━━━ Information given ━━━

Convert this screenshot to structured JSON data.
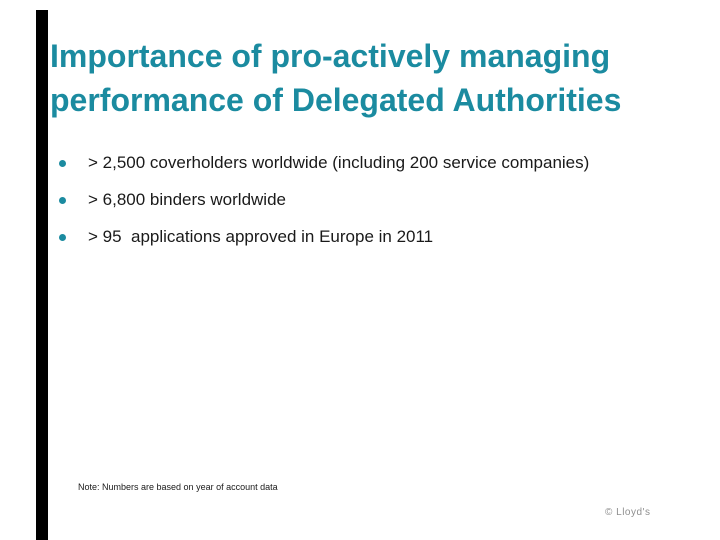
{
  "slide": {
    "title": "Importance of pro-actively managing performance of Delegated Authorities",
    "bullets": [
      "> 2,500 coverholders worldwide (including 200 service companies)",
      "> 6,800 binders worldwide",
      "> 95  applications approved in Europe in 2011"
    ],
    "note": "Note: Numbers are based on year of account data",
    "copyright": "© Lloyd's",
    "colors": {
      "accent_teal": "#1b8ba0",
      "body_text": "#1a1a1a",
      "sidebar_black": "#000000",
      "copyright_gray": "#8f8f8f",
      "background": "#ffffff"
    }
  }
}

━━━

Stated problem
Pictures are not part of the copy; output everything else in the records exactly.

Solution to this task
Convert this screenshot to structured JSON data.
{
  "slide": {
    "title": "Importance of pro-actively managing performance of Delegated Authorities",
    "bullets": [
      "> 2,500 coverholders worldwide (including 200 service companies)",
      "> 6,800 binders worldwide",
      "> 95  applications approved in Europe in 2011"
    ],
    "note": "Note: Numbers are based on year of account data",
    "copyright": "© Lloyd's",
    "colors": {
      "accent_teal": "#1b8ba0",
      "body_text": "#1a1a1a",
      "sidebar_black": "#000000",
      "copyright_gray": "#8f8f8f",
      "background": "#ffffff"
    }
  }
}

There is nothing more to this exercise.